Return all lines in the material below that contain "style".
## BEGIN
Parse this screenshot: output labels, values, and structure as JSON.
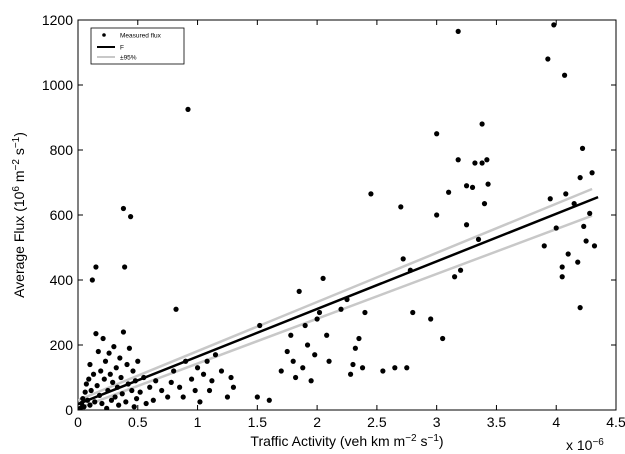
{
  "chart_data": {
    "type": "scatter",
    "xlabel_main": "Traffic Activity (veh km m",
    "xlabel_sup1": "−2",
    "xlabel_mid": " s",
    "xlabel_sup2": "−1",
    "xlabel_end": ")",
    "ylabel_main": "Average Flux (10",
    "ylabel_sup1": "6",
    "ylabel_mid1": " m",
    "ylabel_sup2": "−2",
    "ylabel_mid2": " s",
    "ylabel_sup3": "−1",
    "ylabel_end": ")",
    "x_multiplier": {
      "base": "x 10",
      "exponent": "−6"
    },
    "xlim": [
      0,
      4.5
    ],
    "ylim": [
      0,
      1200
    ],
    "x_ticks": [
      0,
      0.5,
      1,
      1.5,
      2,
      2.5,
      3,
      3.5,
      4,
      4.5
    ],
    "x_tick_labels": [
      "0",
      "0.5",
      "1",
      "1.5",
      "2",
      "2.5",
      "3",
      "3.5",
      "4",
      "4.5"
    ],
    "y_ticks": [
      0,
      200,
      400,
      600,
      800,
      1000,
      1200
    ],
    "y_tick_labels": [
      "0",
      "200",
      "400",
      "600",
      "800",
      "1000",
      "1200"
    ],
    "grid": false,
    "legend": {
      "position": "top-left",
      "entries": [
        {
          "label": "Measured flux",
          "style": "dot",
          "color": "#000000"
        },
        {
          "label": "F",
          "style": "line",
          "color": "#000000"
        },
        {
          "label": "±95%",
          "style": "line",
          "color": "#c8c8c8"
        }
      ]
    },
    "fit_line": {
      "x": [
        0,
        4.35
      ],
      "y": [
        18,
        655
      ],
      "color": "#000000"
    },
    "ci_upper": {
      "x": [
        0,
        4.3
      ],
      "y": [
        30,
        680
      ],
      "color": "#c8c8c8"
    },
    "ci_lower": {
      "x": [
        0,
        4.3
      ],
      "y": [
        5,
        598
      ],
      "color": "#c8c8c8"
    },
    "series": [
      {
        "style": "dot",
        "color": "#000000",
        "points": [
          [
            0.02,
            5
          ],
          [
            0.03,
            20
          ],
          [
            0.04,
            35
          ],
          [
            0.05,
            10
          ],
          [
            0.06,
            55
          ],
          [
            0.07,
            80
          ],
          [
            0.08,
            30
          ],
          [
            0.09,
            95
          ],
          [
            0.1,
            15
          ],
          [
            0.1,
            140
          ],
          [
            0.11,
            60
          ],
          [
            0.12,
            400
          ],
          [
            0.13,
            110
          ],
          [
            0.14,
            25
          ],
          [
            0.15,
            440
          ],
          [
            0.15,
            235
          ],
          [
            0.16,
            75
          ],
          [
            0.17,
            180
          ],
          [
            0.18,
            45
          ],
          [
            0.19,
            120
          ],
          [
            0.2,
            20
          ],
          [
            0.21,
            220
          ],
          [
            0.22,
            95
          ],
          [
            0.23,
            150
          ],
          [
            0.24,
            5
          ],
          [
            0.25,
            60
          ],
          [
            0.26,
            175
          ],
          [
            0.27,
            110
          ],
          [
            0.28,
            30
          ],
          [
            0.29,
            85
          ],
          [
            0.3,
            195
          ],
          [
            0.31,
            40
          ],
          [
            0.32,
            130
          ],
          [
            0.33,
            70
          ],
          [
            0.34,
            15
          ],
          [
            0.35,
            160
          ],
          [
            0.36,
            100
          ],
          [
            0.37,
            50
          ],
          [
            0.38,
            240
          ],
          [
            0.38,
            620
          ],
          [
            0.39,
            440
          ],
          [
            0.4,
            25
          ],
          [
            0.41,
            140
          ],
          [
            0.42,
            80
          ],
          [
            0.43,
            190
          ],
          [
            0.44,
            595
          ],
          [
            0.45,
            60
          ],
          [
            0.46,
            120
          ],
          [
            0.47,
            10
          ],
          [
            0.48,
            90
          ],
          [
            0.49,
            35
          ],
          [
            0.5,
            150
          ],
          [
            0.52,
            55
          ],
          [
            0.55,
            100
          ],
          [
            0.57,
            20
          ],
          [
            0.6,
            70
          ],
          [
            0.63,
            30
          ],
          [
            0.65,
            90
          ],
          [
            0.7,
            60
          ],
          [
            0.75,
            40
          ],
          [
            0.78,
            85
          ],
          [
            0.8,
            120
          ],
          [
            0.82,
            310
          ],
          [
            0.85,
            70
          ],
          [
            0.88,
            40
          ],
          [
            0.9,
            150
          ],
          [
            0.92,
            925
          ],
          [
            0.95,
            95
          ],
          [
            0.98,
            60
          ],
          [
            1.0,
            130
          ],
          [
            1.02,
            25
          ],
          [
            1.05,
            110
          ],
          [
            1.08,
            150
          ],
          [
            1.1,
            60
          ],
          [
            1.12,
            90
          ],
          [
            1.15,
            170
          ],
          [
            1.2,
            120
          ],
          [
            1.25,
            40
          ],
          [
            1.28,
            100
          ],
          [
            1.3,
            70
          ],
          [
            1.5,
            40
          ],
          [
            1.52,
            260
          ],
          [
            1.6,
            30
          ],
          [
            1.7,
            120
          ],
          [
            1.75,
            180
          ],
          [
            1.78,
            230
          ],
          [
            1.8,
            150
          ],
          [
            1.82,
            100
          ],
          [
            1.85,
            365
          ],
          [
            1.88,
            130
          ],
          [
            1.9,
            260
          ],
          [
            1.92,
            200
          ],
          [
            1.95,
            90
          ],
          [
            1.98,
            170
          ],
          [
            2.0,
            280
          ],
          [
            2.02,
            300
          ],
          [
            2.05,
            405
          ],
          [
            2.08,
            230
          ],
          [
            2.1,
            150
          ],
          [
            2.2,
            310
          ],
          [
            2.25,
            340
          ],
          [
            2.28,
            110
          ],
          [
            2.3,
            140
          ],
          [
            2.32,
            190
          ],
          [
            2.35,
            220
          ],
          [
            2.38,
            130
          ],
          [
            2.4,
            300
          ],
          [
            2.45,
            665
          ],
          [
            2.55,
            120
          ],
          [
            2.65,
            130
          ],
          [
            2.7,
            625
          ],
          [
            2.72,
            465
          ],
          [
            2.75,
            130
          ],
          [
            2.78,
            430
          ],
          [
            2.8,
            300
          ],
          [
            2.95,
            280
          ],
          [
            3.0,
            600
          ],
          [
            3.0,
            850
          ],
          [
            3.05,
            220
          ],
          [
            3.1,
            670
          ],
          [
            3.15,
            410
          ],
          [
            3.18,
            770
          ],
          [
            3.18,
            1165
          ],
          [
            3.2,
            430
          ],
          [
            3.25,
            570
          ],
          [
            3.25,
            690
          ],
          [
            3.3,
            685
          ],
          [
            3.32,
            760
          ],
          [
            3.35,
            525
          ],
          [
            3.38,
            880
          ],
          [
            3.38,
            760
          ],
          [
            3.4,
            635
          ],
          [
            3.42,
            770
          ],
          [
            3.43,
            695
          ],
          [
            3.9,
            505
          ],
          [
            3.93,
            1080
          ],
          [
            3.95,
            650
          ],
          [
            3.98,
            1185
          ],
          [
            4.0,
            560
          ],
          [
            4.05,
            440
          ],
          [
            4.05,
            410
          ],
          [
            4.07,
            1030
          ],
          [
            4.08,
            665
          ],
          [
            4.1,
            480
          ],
          [
            4.15,
            635
          ],
          [
            4.18,
            455
          ],
          [
            4.2,
            315
          ],
          [
            4.2,
            715
          ],
          [
            4.22,
            805
          ],
          [
            4.23,
            565
          ],
          [
            4.25,
            520
          ],
          [
            4.28,
            605
          ],
          [
            4.3,
            730
          ],
          [
            4.32,
            505
          ]
        ]
      }
    ]
  }
}
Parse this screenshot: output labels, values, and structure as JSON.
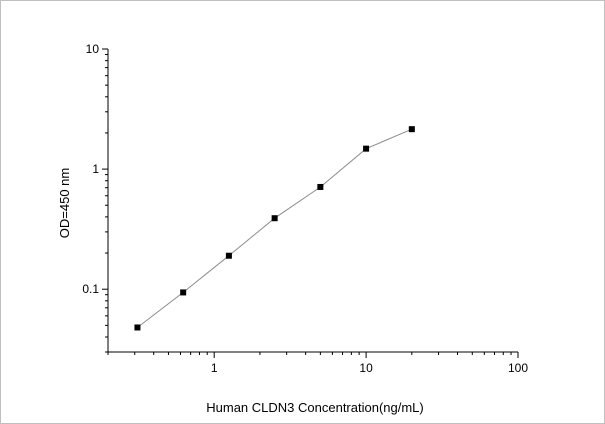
{
  "chart_data": {
    "type": "line",
    "title": "",
    "xlabel": "Human CLDN3 Concentration(ng/mL)",
    "ylabel": "OD=450 nm",
    "x_scale": "log",
    "y_scale": "log",
    "xlim": [
      0.2,
      100
    ],
    "ylim": [
      0.03,
      10
    ],
    "x_tick_labels": [
      "1",
      "10",
      "100"
    ],
    "y_tick_labels": [
      "0.1",
      "1",
      "10"
    ],
    "grid": false,
    "series": [
      {
        "x": [
          0.3125,
          0.625,
          1.25,
          2.5,
          5,
          10,
          20
        ],
        "y": [
          0.048,
          0.094,
          0.19,
          0.39,
          0.71,
          1.48,
          2.15
        ]
      }
    ],
    "colors": {
      "line": "#8c8c8c",
      "marker": "#000000",
      "axis": "#000000"
    }
  }
}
## END
Result for this exercise -
          "style": "dot",
          "style": "line",
          "style": "line",
        "style": "dot",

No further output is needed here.